EXCERPTED RECORDS ▸
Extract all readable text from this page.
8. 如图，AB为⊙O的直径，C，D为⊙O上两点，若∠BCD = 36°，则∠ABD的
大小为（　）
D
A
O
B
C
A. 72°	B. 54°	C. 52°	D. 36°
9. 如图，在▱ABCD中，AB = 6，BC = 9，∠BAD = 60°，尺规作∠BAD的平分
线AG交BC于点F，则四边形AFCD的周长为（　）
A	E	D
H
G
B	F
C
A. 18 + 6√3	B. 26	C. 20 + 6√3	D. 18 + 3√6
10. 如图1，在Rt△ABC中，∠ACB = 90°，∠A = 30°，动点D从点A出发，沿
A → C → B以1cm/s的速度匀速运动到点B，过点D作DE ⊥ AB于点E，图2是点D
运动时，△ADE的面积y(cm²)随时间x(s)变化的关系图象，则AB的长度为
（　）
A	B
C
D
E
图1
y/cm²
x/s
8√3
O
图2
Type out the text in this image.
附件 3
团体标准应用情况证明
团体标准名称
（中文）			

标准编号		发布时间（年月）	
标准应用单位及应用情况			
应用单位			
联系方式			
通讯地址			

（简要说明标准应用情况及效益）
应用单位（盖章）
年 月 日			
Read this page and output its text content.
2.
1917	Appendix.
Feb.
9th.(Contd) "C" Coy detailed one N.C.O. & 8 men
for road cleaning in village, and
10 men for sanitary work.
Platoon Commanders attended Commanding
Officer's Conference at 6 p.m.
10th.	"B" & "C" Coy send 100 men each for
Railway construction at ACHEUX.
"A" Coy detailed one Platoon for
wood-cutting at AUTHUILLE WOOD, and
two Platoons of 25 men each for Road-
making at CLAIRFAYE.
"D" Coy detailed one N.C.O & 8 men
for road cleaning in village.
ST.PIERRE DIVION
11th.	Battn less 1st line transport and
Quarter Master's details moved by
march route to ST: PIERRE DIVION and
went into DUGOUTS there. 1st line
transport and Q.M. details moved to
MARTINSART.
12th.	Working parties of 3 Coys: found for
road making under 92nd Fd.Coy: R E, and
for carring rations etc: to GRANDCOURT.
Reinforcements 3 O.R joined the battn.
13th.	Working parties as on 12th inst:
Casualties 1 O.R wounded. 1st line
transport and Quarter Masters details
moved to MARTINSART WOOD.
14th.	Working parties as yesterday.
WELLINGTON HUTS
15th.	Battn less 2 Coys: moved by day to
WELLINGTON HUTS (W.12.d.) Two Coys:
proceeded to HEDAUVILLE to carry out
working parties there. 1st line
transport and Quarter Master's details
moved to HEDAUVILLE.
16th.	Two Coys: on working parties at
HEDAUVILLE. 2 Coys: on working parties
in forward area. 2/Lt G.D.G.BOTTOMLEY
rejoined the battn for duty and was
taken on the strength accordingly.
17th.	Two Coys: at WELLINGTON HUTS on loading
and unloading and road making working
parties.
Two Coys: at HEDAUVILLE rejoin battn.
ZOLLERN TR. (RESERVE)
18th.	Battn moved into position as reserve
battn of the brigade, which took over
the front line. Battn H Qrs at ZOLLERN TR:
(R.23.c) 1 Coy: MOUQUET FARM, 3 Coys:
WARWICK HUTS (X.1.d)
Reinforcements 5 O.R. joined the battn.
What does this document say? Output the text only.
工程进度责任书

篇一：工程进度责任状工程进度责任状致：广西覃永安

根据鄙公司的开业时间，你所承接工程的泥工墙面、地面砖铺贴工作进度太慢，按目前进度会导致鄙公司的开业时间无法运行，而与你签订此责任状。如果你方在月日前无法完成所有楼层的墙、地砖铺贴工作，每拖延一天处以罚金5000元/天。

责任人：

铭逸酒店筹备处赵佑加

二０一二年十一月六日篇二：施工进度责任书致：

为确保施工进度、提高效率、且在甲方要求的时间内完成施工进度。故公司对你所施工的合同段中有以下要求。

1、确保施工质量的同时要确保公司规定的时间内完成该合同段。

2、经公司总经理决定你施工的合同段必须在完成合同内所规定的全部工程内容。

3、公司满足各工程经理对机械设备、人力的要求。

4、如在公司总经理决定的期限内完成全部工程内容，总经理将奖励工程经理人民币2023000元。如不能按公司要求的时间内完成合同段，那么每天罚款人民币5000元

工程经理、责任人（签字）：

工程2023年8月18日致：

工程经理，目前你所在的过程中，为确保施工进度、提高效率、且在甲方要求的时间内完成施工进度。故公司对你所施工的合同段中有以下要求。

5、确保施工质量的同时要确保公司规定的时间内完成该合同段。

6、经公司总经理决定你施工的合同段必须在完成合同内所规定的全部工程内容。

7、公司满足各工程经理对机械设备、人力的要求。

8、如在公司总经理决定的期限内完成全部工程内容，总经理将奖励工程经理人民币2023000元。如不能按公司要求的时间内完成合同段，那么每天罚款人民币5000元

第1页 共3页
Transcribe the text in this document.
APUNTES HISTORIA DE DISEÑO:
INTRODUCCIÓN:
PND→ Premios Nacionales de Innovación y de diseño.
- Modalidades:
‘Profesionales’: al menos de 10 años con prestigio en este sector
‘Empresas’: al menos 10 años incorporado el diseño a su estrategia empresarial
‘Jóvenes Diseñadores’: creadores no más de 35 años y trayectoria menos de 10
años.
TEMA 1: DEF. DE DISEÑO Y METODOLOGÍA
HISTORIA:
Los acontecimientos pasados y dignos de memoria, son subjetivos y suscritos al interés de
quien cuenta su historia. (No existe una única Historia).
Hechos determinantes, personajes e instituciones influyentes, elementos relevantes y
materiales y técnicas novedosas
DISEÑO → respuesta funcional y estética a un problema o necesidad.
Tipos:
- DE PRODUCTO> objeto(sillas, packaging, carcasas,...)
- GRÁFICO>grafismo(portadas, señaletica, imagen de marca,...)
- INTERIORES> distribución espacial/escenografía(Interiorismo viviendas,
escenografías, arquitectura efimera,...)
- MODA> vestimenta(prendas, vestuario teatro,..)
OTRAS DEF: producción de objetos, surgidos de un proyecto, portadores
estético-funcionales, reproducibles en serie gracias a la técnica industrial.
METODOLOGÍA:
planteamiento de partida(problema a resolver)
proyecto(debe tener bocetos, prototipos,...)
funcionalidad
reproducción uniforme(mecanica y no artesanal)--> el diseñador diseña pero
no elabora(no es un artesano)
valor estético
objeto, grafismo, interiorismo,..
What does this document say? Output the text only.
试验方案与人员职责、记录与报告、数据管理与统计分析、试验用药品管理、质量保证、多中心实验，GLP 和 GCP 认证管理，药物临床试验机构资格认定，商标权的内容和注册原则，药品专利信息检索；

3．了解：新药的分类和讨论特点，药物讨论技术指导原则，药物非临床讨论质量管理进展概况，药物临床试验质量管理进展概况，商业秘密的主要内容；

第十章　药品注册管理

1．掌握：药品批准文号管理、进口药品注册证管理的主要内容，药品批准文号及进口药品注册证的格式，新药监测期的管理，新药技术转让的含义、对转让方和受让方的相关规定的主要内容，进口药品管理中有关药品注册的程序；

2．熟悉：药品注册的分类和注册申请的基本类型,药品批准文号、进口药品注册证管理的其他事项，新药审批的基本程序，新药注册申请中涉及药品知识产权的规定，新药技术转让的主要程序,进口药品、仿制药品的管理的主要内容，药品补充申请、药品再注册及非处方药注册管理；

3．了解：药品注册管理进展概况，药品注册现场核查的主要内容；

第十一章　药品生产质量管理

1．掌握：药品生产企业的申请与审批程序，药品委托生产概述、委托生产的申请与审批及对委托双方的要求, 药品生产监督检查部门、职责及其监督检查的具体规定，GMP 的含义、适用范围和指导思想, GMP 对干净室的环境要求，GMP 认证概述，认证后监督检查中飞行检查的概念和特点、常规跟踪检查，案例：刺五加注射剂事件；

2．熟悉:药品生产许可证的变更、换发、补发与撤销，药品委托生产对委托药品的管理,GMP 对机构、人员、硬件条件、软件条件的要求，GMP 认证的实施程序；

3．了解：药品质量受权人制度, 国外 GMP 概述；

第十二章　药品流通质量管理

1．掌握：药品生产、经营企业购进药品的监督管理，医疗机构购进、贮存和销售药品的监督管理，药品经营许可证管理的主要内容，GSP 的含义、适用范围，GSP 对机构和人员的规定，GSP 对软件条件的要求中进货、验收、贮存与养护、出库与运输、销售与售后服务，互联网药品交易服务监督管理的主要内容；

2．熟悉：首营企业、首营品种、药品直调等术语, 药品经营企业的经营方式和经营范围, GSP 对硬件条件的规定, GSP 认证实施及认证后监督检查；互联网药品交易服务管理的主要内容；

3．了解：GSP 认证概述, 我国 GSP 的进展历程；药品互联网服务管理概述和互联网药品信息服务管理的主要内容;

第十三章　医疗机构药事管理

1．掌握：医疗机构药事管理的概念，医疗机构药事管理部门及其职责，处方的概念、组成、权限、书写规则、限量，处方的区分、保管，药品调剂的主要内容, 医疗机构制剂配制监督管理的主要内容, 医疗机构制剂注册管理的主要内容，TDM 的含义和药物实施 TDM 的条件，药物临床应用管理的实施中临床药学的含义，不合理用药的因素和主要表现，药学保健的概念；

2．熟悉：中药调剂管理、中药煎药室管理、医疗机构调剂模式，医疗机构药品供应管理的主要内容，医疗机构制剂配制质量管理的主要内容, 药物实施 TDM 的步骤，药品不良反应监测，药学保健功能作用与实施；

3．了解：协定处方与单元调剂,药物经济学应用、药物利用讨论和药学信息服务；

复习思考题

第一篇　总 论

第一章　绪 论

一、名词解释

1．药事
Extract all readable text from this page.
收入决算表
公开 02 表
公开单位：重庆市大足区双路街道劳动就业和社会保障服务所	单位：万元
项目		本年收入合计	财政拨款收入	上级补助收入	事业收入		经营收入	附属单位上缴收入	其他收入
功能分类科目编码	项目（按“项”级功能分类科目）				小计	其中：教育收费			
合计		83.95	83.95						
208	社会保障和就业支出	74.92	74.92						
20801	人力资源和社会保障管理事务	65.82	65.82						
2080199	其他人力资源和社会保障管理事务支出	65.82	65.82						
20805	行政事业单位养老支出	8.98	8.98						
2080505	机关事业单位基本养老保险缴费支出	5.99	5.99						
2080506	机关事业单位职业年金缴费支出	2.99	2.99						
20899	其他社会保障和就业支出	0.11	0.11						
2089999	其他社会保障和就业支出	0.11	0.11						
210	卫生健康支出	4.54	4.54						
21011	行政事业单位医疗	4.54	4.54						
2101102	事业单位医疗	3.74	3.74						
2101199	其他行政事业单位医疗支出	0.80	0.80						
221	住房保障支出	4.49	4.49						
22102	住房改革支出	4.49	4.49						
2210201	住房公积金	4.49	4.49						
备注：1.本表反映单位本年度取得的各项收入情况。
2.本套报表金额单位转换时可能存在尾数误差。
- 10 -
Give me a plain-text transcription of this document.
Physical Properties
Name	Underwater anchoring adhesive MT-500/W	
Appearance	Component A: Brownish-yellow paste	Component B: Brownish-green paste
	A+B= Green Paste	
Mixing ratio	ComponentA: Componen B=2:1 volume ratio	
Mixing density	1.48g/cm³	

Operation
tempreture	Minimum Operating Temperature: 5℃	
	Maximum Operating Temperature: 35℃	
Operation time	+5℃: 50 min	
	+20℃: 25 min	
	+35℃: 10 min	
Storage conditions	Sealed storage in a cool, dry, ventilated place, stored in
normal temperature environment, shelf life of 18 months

STATED TASK ▸ Copy exactly, word for word, the line with "Give me a plain-text" through the final line of the listing.

THE COMPLETED TASK ▸
Give me a plain-text transcription of this document.
Physical Properties
Name	Underwater anchoring adhesive MT-500/W	
Appearance	Component A: Brownish-yellow paste	Component B: Brownish-green paste
	A+B= Green Paste	
Mixing ratio	ComponentA: Componen B=2:1 volume ratio	
Mixing density	1.48g/cm³	

Operation
tempreture	Minimum Operating Temperature: 5℃	
	Maximum Operating Temperature: 35℃	
Operation time	+5℃: 50 min	
	+20℃: 25 min	
	+35℃: 10 min	
Storage conditions	Sealed storage in a cool, dry, ventilated place, stored in
normal temperature environment, shelf life of 18 months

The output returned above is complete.